Supplied material start

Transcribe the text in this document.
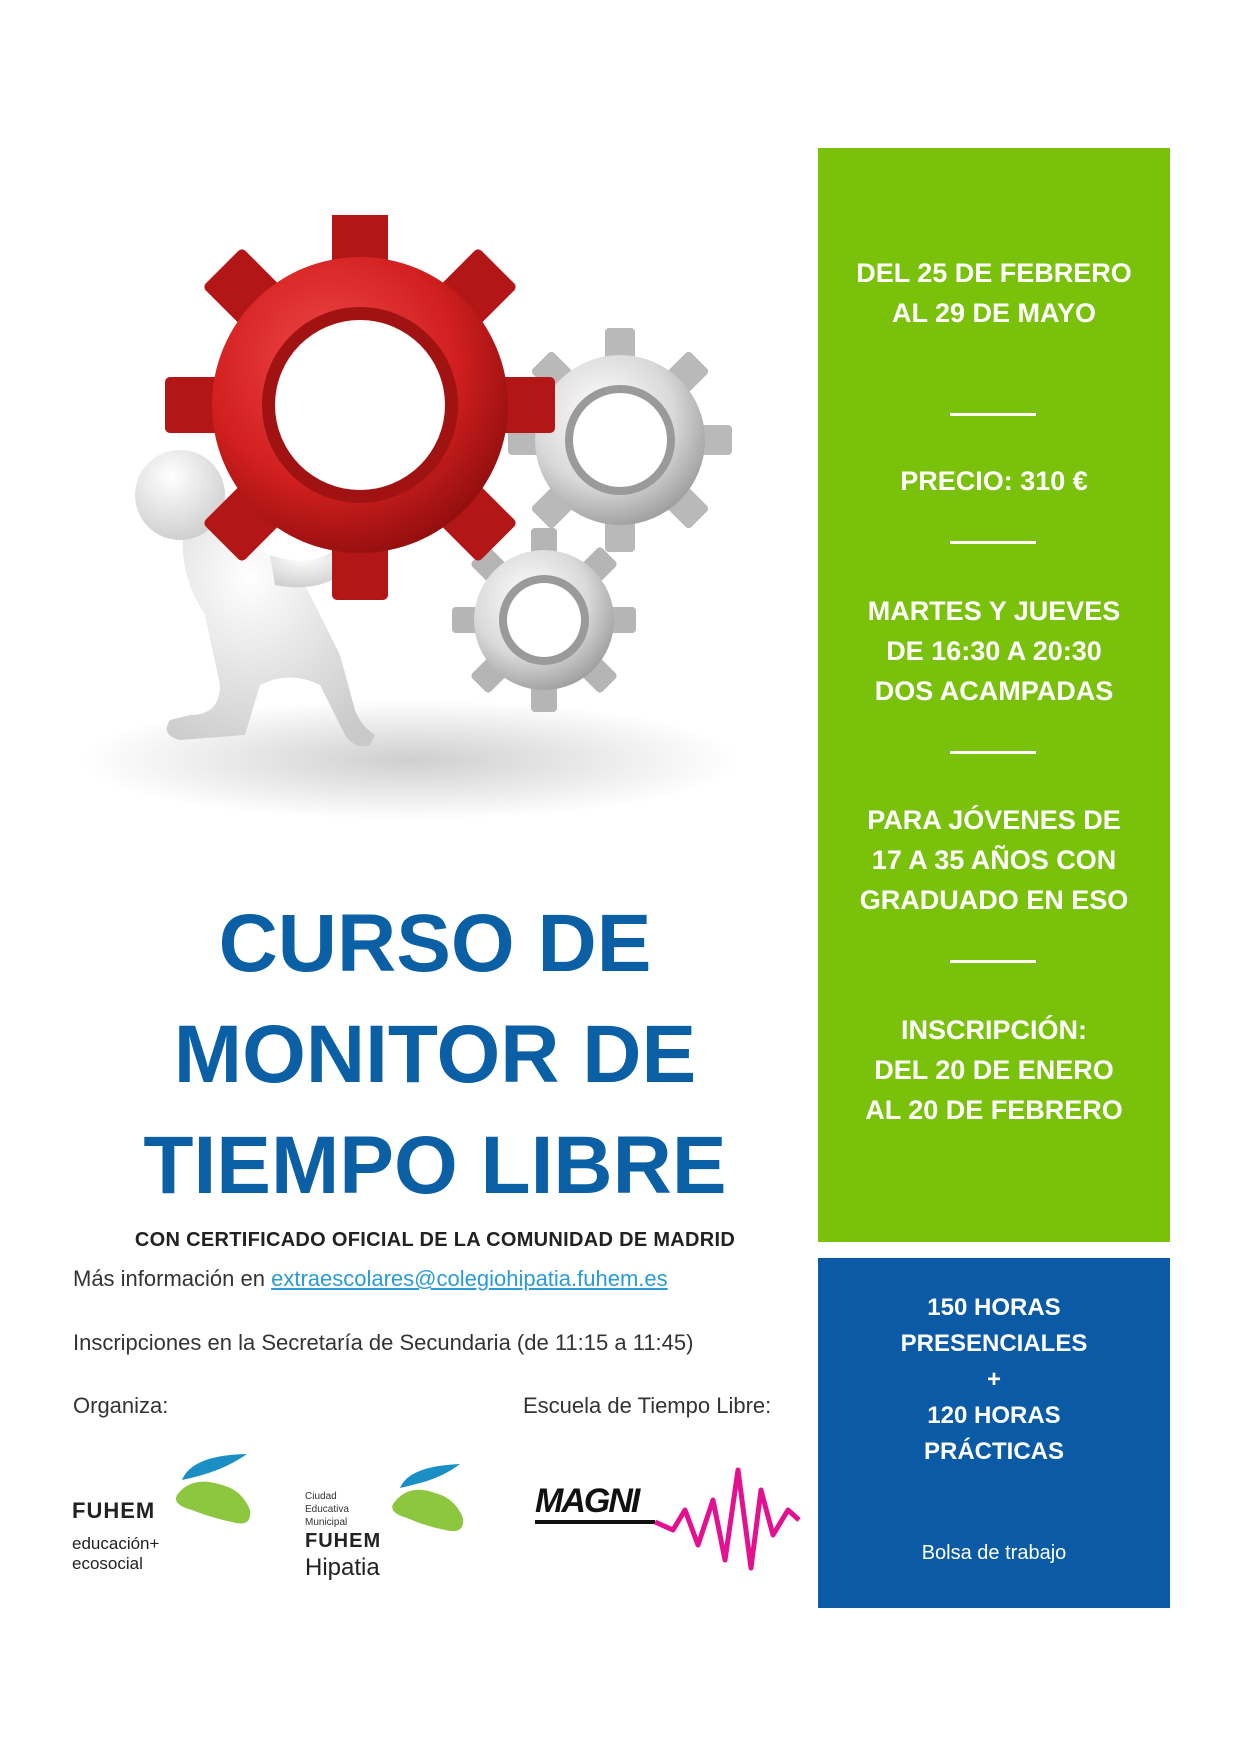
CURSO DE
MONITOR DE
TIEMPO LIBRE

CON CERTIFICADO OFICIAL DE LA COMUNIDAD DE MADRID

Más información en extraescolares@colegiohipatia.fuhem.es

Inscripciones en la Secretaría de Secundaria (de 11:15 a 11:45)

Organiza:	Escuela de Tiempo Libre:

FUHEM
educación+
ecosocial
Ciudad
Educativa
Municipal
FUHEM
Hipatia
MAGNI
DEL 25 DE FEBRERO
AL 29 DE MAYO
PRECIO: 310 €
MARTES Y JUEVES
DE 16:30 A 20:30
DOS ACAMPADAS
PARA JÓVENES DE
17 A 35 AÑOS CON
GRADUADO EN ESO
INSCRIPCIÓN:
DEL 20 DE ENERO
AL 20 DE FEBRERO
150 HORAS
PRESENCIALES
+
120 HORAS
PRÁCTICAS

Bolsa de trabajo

Supplied material end

Reproduce each entry precisely, dropping only the pictures.

Transcribe the text in this document.
CURSO DE
MONITOR DE
TIEMPO LIBRE

CON CERTIFICADO OFICIAL DE LA COMUNIDAD DE MADRID

Más información en extraescolares@colegiohipatia.fuhem.es

Inscripciones en la Secretaría de Secundaria (de 11:15 a 11:45)

Organiza:	Escuela de Tiempo Libre:

FUHEM
educación+
ecosocial
Ciudad
Educativa
Municipal
FUHEM
Hipatia
MAGNI
DEL 25 DE FEBRERO
AL 29 DE MAYO
PRECIO: 310 €
MARTES Y JUEVES
DE 16:30 A 20:30
DOS ACAMPADAS
PARA JÓVENES DE
17 A 35 AÑOS CON
GRADUADO EN ESO
INSCRIPCIÓN:
DEL 20 DE ENERO
AL 20 DE FEBRERO
150 HORAS
PRESENCIALES
+
120 HORAS
PRÁCTICAS

Bolsa de trabajo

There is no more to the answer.